__SHORT EXERCISE__
Print the entire listing. Each line must match the original exactly.

_____

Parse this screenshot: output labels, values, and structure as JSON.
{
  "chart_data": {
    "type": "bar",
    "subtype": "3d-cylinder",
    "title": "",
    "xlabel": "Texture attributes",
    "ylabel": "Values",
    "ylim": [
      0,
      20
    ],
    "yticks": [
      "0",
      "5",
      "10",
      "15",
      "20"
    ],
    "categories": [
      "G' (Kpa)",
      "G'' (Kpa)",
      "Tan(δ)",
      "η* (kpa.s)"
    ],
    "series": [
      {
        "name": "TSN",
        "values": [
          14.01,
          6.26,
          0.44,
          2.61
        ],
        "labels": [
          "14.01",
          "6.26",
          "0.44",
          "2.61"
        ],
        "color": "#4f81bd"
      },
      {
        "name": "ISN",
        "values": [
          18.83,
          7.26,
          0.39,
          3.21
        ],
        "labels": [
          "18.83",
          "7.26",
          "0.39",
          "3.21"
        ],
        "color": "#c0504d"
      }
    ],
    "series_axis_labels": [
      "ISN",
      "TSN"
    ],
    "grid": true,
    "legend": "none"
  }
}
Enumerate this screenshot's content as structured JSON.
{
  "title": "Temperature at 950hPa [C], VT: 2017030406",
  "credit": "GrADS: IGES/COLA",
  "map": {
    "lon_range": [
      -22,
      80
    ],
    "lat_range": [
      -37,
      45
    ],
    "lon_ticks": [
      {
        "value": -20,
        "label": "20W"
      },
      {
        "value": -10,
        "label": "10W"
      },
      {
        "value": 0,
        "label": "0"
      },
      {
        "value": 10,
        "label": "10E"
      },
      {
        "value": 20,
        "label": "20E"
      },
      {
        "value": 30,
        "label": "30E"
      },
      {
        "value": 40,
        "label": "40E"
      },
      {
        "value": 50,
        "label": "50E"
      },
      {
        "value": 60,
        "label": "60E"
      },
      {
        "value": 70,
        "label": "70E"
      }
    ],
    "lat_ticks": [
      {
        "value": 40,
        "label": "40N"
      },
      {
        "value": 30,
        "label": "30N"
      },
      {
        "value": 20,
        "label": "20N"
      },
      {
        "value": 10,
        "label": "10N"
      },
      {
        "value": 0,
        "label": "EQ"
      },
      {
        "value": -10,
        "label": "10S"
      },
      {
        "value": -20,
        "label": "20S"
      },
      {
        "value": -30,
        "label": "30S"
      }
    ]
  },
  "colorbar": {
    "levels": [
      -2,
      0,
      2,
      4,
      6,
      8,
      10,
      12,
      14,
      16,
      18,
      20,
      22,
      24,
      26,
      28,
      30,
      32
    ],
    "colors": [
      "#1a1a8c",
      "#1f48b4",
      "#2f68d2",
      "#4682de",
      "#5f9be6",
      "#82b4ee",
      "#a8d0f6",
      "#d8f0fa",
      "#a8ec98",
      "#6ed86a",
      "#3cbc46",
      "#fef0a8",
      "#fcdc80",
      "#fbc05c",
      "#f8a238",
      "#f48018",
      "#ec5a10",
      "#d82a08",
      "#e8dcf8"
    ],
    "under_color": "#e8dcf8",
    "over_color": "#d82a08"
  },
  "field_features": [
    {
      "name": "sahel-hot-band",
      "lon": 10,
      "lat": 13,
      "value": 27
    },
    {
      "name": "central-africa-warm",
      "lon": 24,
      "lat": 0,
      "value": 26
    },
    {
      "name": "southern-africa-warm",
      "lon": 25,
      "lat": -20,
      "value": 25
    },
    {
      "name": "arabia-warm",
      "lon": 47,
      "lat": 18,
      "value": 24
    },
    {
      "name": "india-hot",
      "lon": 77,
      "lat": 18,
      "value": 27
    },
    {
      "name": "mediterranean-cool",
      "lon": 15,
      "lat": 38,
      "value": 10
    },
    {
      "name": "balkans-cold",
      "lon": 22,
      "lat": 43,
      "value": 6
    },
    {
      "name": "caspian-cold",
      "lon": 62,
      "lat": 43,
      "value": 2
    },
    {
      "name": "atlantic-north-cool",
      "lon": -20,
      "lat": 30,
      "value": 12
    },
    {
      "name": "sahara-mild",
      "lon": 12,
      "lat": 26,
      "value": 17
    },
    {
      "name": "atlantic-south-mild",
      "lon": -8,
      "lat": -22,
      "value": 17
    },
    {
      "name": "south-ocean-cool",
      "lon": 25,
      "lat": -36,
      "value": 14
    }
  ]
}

_____

__TASK SOLUTION__
Parse this screenshot: output labels, values, and structure as JSON.
{
  "chart_data": {
    "type": "bar",
    "subtype": "3d-cylinder",
    "title": "",
    "xlabel": "Texture attributes",
    "ylabel": "Values",
    "ylim": [
      0,
      20
    ],
    "yticks": [
      "0",
      "5",
      "10",
      "15",
      "20"
    ],
    "categories": [
      "G' (Kpa)",
      "G'' (Kpa)",
      "Tan(δ)",
      "η* (kpa.s)"
    ],
    "series": [
      {
        "name": "TSN",
        "values": [
          14.01,
          6.26,
          0.44,
          2.61
        ],
        "labels": [
          "14.01",
          "6.26",
          "0.44",
          "2.61"
        ],
        "color": "#4f81bd"
      },
      {
        "name": "ISN",
        "values": [
          18.83,
          7.26,
          0.39,
          3.21
        ],
        "labels": [
          "18.83",
          "7.26",
          "0.39",
          "3.21"
        ],
        "color": "#c0504d"
      }
    ],
    "series_axis_labels": [
      "ISN",
      "TSN"
    ],
    "grid": true,
    "legend": "none"
  }
}
Enumerate this screenshot's content as structured JSON.
{
  "title": "Temperature at 950hPa [C], VT: 2017030406",
  "credit": "GrADS: IGES/COLA",
  "map": {
    "lon_range": [
      -22,
      80
    ],
    "lat_range": [
      -37,
      45
    ],
    "lon_ticks": [
      {
        "value": -20,
        "label": "20W"
      },
      {
        "value": -10,
        "label": "10W"
      },
      {
        "value": 0,
        "label": "0"
      },
      {
        "value": 10,
        "label": "10E"
      },
      {
        "value": 20,
        "label": "20E"
      },
      {
        "value": 30,
        "label": "30E"
      },
      {
        "value": 40,
        "label": "40E"
      },
      {
        "value": 50,
        "label": "50E"
      },
      {
        "value": 60,
        "label": "60E"
      },
      {
        "value": 70,
        "label": "70E"
      }
    ],
    "lat_ticks": [
      {
        "value": 40,
        "label": "40N"
      },
      {
        "value": 30,
        "label": "30N"
      },
      {
        "value": 20,
        "label": "20N"
      },
      {
        "value": 10,
        "label": "10N"
      },
      {
        "value": 0,
        "label": "EQ"
      },
      {
        "value": -10,
        "label": "10S"
      },
      {
        "value": -20,
        "label": "20S"
      },
      {
        "value": -30,
        "label": "30S"
      }
    ]
  },
  "colorbar": {
    "levels": [
      -2,
      0,
      2,
      4,
      6,
      8,
      10,
      12,
      14,
      16,
      18,
      20,
      22,
      24,
      26,
      28,
      30,
      32
    ],
    "colors": [
      "#1a1a8c",
      "#1f48b4",
      "#2f68d2",
      "#4682de",
      "#5f9be6",
      "#82b4ee",
      "#a8d0f6",
      "#d8f0fa",
      "#a8ec98",
      "#6ed86a",
      "#3cbc46",
      "#fef0a8",
      "#fcdc80",
      "#fbc05c",
      "#f8a238",
      "#f48018",
      "#ec5a10",
      "#d82a08",
      "#e8dcf8"
    ],
    "under_color": "#e8dcf8",
    "over_color": "#d82a08"
  },
  "field_features": [
    {
      "name": "sahel-hot-band",
      "lon": 10,
      "lat": 13,
      "value": 27
    },
    {
      "name": "central-africa-warm",
      "lon": 24,
      "lat": 0,
      "value": 26
    },
    {
      "name": "southern-africa-warm",
      "lon": 25,
      "lat": -20,
      "value": 25
    },
    {
      "name": "arabia-warm",
      "lon": 47,
      "lat": 18,
      "value": 24
    },
    {
      "name": "india-hot",
      "lon": 77,
      "lat": 18,
      "value": 27
    },
    {
      "name": "mediterranean-cool",
      "lon": 15,
      "lat": 38,
      "value": 10
    },
    {
      "name": "balkans-cold",
      "lon": 22,
      "lat": 43,
      "value": 6
    },
    {
      "name": "caspian-cold",
      "lon": 62,
      "lat": 43,
      "value": 2
    },
    {
      "name": "atlantic-north-cool",
      "lon": -20,
      "lat": 30,
      "value": 12
    },
    {
      "name": "sahara-mild",
      "lon": 12,
      "lat": 26,
      "value": 17
    },
    {
      "name": "atlantic-south-mild",
      "lon": -8,
      "lat": -22,
      "value": 17
    },
    {
      "name": "south-ocean-cool",
      "lon": 25,
      "lat": -36,
      "value": 14
    }
  ]
}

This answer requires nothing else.